Directions for this task – Return all lines in the material below that contain "نشسته".

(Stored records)
★ ★ ★ ★

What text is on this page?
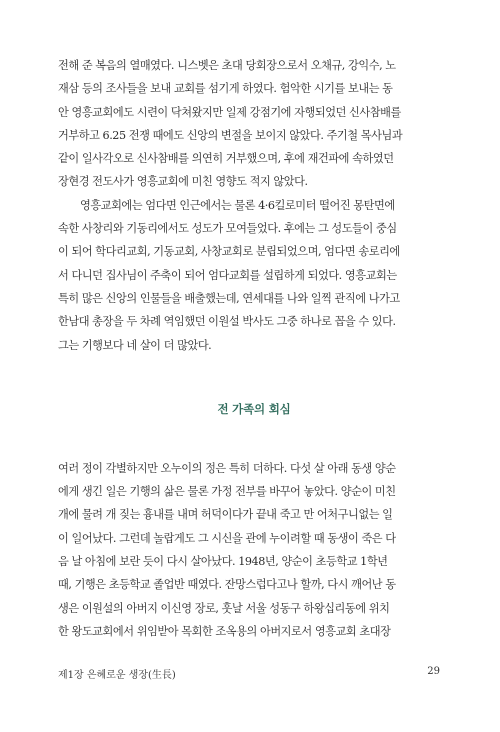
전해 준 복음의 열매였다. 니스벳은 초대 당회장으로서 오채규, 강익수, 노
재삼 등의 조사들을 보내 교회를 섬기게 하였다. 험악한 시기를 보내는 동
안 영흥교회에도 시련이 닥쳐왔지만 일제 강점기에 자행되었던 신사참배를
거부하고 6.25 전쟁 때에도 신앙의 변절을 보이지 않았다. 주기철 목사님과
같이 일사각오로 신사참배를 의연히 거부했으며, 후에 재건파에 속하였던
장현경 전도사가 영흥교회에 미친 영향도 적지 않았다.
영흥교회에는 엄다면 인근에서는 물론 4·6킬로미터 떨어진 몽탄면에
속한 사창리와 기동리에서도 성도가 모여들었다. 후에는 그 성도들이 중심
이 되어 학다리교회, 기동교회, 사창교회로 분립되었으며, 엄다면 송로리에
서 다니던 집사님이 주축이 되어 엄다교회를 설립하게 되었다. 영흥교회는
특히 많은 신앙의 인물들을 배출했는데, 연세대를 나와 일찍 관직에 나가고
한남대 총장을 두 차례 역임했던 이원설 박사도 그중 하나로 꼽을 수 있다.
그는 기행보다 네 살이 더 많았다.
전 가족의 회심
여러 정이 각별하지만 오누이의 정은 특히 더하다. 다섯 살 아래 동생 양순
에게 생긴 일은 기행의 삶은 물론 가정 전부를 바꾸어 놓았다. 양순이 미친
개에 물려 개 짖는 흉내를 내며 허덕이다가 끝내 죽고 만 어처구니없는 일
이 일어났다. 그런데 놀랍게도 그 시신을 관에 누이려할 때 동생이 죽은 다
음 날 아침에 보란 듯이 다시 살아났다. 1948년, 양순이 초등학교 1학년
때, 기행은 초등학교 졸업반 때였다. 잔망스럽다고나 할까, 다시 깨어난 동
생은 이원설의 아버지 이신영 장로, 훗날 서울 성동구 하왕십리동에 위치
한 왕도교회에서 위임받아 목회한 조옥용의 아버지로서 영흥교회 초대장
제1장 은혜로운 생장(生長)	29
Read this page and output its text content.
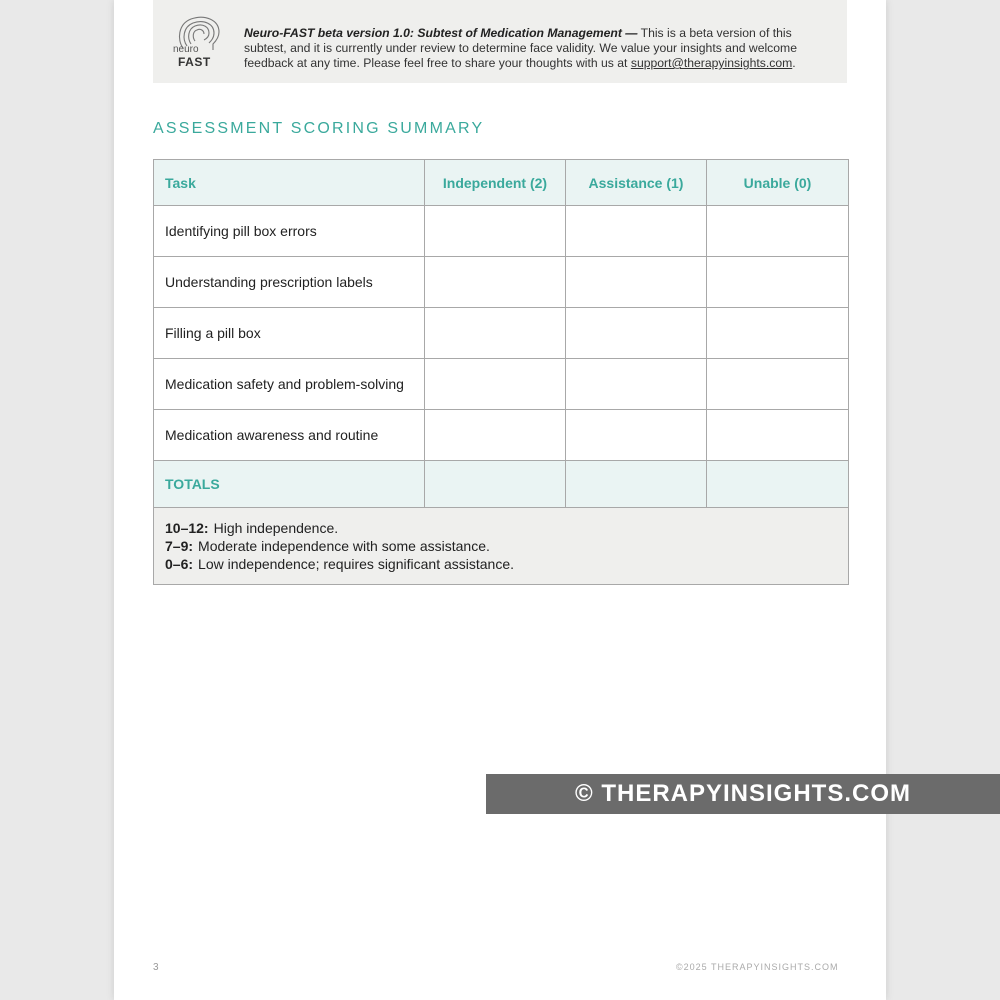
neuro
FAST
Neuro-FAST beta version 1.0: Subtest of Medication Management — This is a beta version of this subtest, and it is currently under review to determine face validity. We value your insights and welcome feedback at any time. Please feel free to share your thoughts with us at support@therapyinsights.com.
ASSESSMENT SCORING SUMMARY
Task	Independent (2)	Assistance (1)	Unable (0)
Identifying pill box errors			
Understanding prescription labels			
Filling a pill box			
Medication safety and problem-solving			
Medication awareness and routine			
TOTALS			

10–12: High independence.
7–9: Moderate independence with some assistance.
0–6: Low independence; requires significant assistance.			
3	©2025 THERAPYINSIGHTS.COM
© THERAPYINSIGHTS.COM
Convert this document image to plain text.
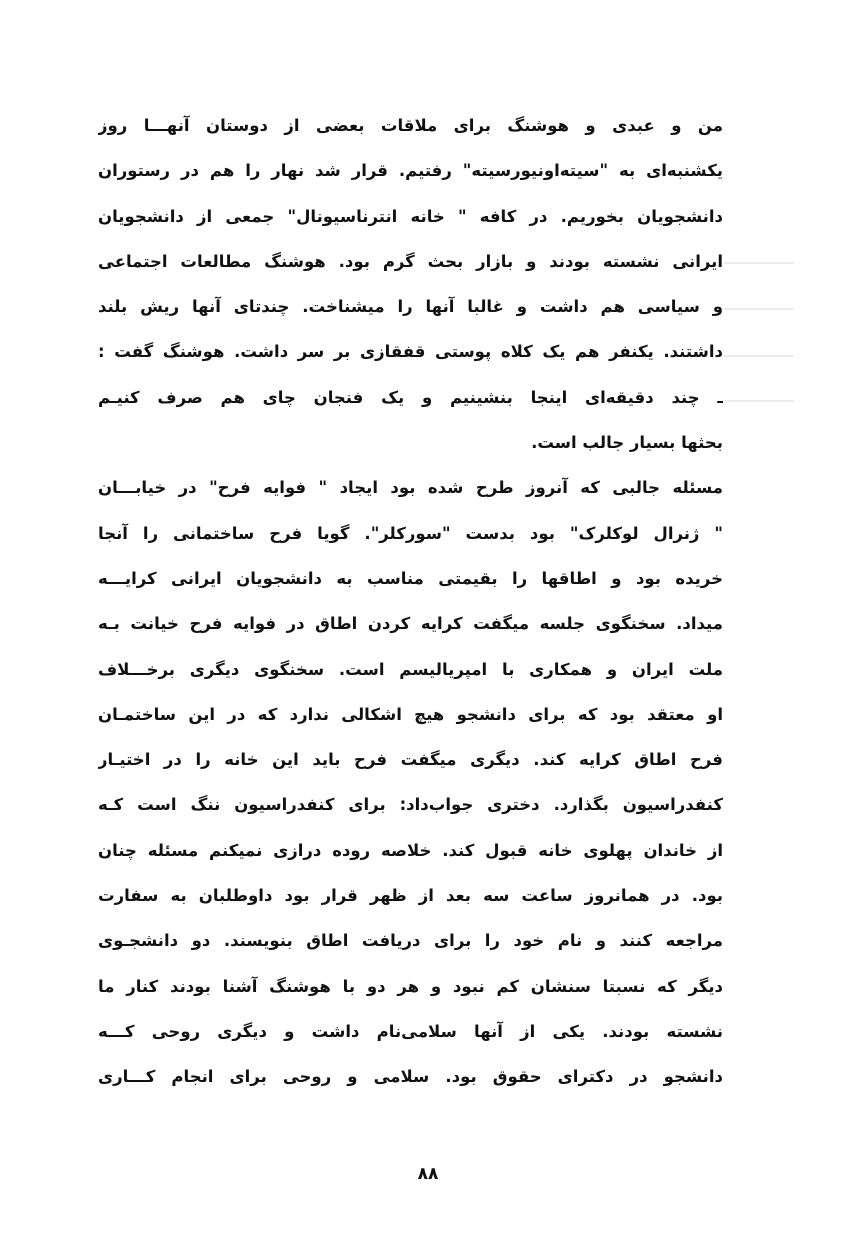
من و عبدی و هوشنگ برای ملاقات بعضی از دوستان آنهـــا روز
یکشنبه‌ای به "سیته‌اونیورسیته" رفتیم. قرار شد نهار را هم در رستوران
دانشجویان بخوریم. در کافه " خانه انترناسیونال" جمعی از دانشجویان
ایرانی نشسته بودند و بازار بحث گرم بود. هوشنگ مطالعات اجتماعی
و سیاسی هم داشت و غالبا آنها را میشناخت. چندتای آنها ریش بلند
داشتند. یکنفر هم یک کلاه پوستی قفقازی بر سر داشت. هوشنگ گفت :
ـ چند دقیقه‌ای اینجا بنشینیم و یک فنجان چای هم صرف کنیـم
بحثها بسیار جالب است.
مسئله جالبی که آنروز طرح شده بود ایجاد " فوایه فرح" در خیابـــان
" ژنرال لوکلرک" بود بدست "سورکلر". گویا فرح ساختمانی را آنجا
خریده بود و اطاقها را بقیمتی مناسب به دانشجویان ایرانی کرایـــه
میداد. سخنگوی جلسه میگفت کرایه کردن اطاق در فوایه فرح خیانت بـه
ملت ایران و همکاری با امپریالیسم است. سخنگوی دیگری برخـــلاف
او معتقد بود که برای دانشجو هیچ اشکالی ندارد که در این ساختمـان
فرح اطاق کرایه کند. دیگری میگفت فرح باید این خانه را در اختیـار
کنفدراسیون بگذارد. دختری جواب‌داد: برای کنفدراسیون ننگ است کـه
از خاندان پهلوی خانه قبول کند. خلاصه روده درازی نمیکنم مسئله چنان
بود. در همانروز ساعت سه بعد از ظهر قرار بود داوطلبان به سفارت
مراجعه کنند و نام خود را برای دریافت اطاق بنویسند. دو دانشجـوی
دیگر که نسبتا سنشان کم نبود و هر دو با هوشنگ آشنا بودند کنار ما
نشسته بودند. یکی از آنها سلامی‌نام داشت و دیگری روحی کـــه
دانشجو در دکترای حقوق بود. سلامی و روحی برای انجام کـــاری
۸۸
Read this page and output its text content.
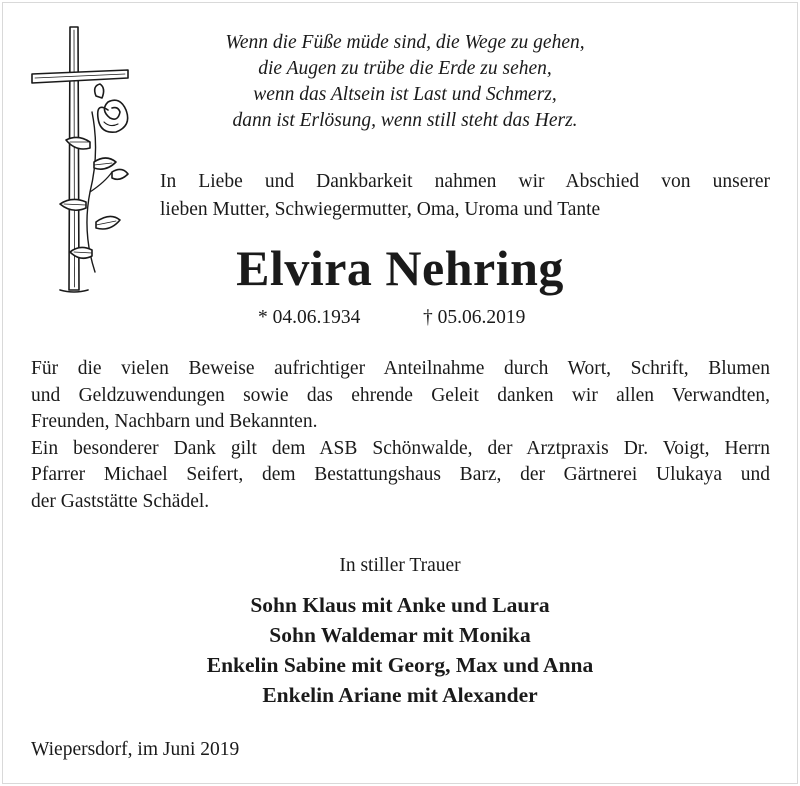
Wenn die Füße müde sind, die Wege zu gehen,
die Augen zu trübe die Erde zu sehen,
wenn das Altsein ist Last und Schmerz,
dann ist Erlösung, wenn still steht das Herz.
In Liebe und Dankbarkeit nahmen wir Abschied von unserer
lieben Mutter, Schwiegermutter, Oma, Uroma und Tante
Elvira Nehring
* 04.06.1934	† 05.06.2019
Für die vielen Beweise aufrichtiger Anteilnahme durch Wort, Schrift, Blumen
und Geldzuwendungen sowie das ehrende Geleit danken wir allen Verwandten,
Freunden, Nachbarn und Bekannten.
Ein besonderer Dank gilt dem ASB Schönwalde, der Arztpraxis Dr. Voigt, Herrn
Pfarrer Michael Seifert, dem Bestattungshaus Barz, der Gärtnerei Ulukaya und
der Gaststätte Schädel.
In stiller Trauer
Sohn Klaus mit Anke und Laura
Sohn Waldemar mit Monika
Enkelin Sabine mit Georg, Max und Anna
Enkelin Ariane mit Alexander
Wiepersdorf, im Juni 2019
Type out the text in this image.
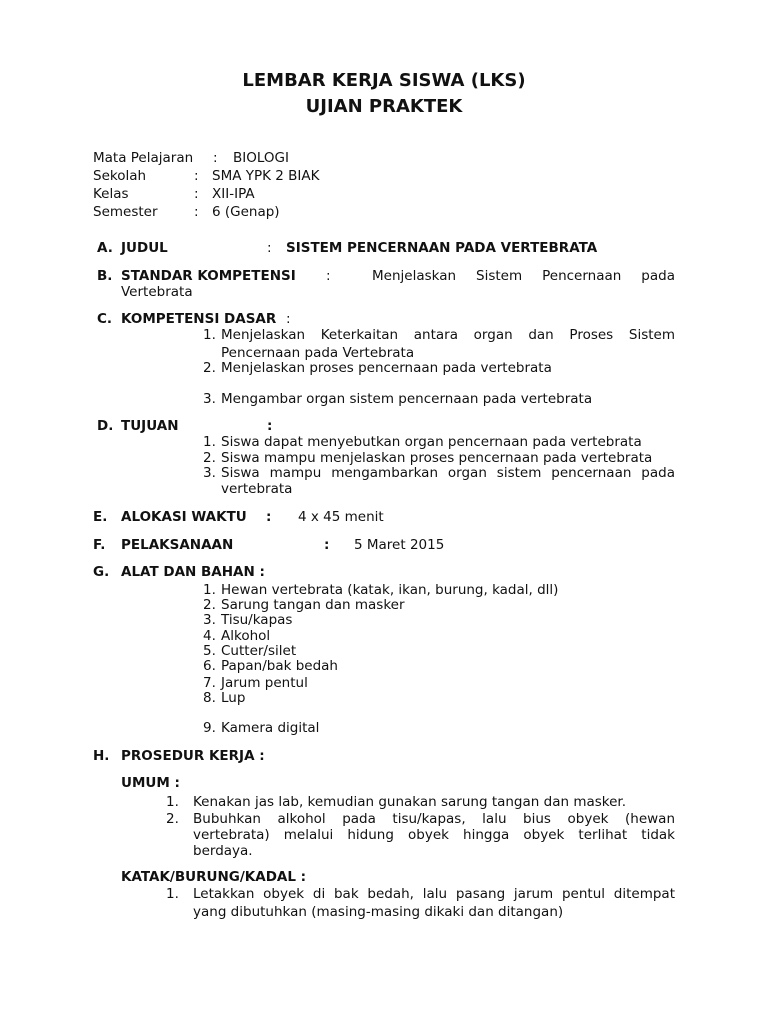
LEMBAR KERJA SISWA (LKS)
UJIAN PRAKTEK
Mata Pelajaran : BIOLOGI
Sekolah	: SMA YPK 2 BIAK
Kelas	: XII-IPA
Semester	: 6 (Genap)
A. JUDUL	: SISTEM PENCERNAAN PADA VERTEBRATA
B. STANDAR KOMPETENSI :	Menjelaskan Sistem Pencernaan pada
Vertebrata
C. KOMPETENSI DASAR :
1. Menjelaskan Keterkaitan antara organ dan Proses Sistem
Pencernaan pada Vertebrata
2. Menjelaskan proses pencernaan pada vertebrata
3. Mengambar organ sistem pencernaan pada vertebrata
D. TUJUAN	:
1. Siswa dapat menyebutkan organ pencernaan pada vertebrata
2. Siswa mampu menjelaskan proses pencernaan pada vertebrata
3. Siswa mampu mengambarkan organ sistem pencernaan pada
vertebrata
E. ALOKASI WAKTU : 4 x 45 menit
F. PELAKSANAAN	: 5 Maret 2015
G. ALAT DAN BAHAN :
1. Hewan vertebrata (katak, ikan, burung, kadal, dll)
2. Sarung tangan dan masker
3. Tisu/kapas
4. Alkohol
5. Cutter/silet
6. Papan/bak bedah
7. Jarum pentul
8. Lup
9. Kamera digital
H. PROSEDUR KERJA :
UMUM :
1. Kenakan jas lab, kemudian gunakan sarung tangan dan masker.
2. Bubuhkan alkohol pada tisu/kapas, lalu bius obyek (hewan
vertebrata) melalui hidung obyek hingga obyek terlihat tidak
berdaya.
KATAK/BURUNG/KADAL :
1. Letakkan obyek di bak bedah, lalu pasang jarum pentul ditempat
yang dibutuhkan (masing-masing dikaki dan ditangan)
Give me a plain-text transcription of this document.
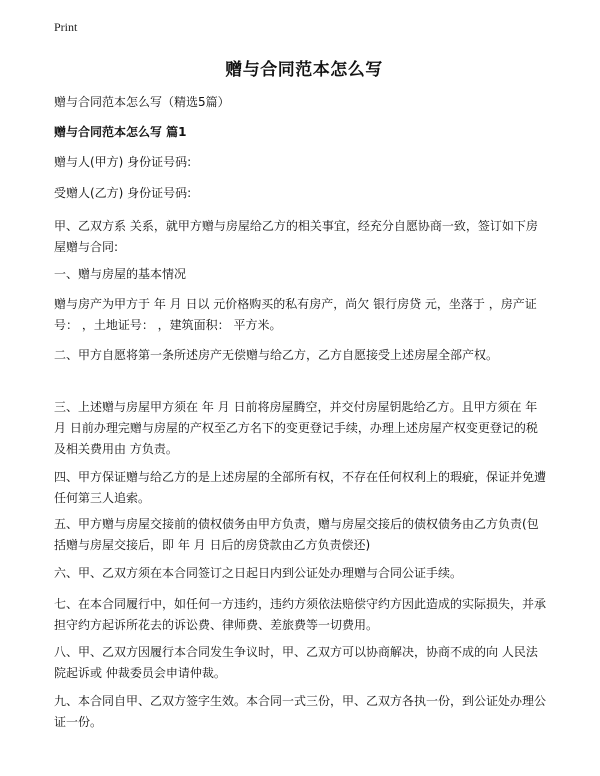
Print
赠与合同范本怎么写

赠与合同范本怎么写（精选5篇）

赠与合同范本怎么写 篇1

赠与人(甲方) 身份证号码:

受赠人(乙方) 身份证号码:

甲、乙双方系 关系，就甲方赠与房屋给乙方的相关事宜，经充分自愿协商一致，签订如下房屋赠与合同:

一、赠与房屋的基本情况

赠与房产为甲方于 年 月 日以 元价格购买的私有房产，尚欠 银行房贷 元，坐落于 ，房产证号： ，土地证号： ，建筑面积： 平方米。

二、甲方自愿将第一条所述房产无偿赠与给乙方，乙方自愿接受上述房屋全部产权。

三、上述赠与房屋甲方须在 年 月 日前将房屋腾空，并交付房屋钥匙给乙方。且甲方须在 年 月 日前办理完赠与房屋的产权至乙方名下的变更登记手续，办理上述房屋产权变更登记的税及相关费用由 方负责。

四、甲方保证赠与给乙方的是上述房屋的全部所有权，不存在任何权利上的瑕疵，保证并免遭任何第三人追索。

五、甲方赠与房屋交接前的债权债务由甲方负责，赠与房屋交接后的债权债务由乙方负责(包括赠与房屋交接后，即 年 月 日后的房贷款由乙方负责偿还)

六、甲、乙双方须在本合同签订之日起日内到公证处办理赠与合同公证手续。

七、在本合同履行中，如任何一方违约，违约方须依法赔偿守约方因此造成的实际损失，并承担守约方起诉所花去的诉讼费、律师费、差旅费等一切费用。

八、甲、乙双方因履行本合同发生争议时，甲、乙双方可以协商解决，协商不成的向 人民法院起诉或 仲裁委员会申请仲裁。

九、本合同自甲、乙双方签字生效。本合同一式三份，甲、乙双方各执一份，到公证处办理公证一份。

★ ★ ★ ★

Output for this task –
ایرانی نشسته بودند و بازار بحث گرم بود. هوشنگ مطالعات اجتماعی
نشسته بودند. یکی از آنها سلامی‌نام داشت و دیگری روحی کـــه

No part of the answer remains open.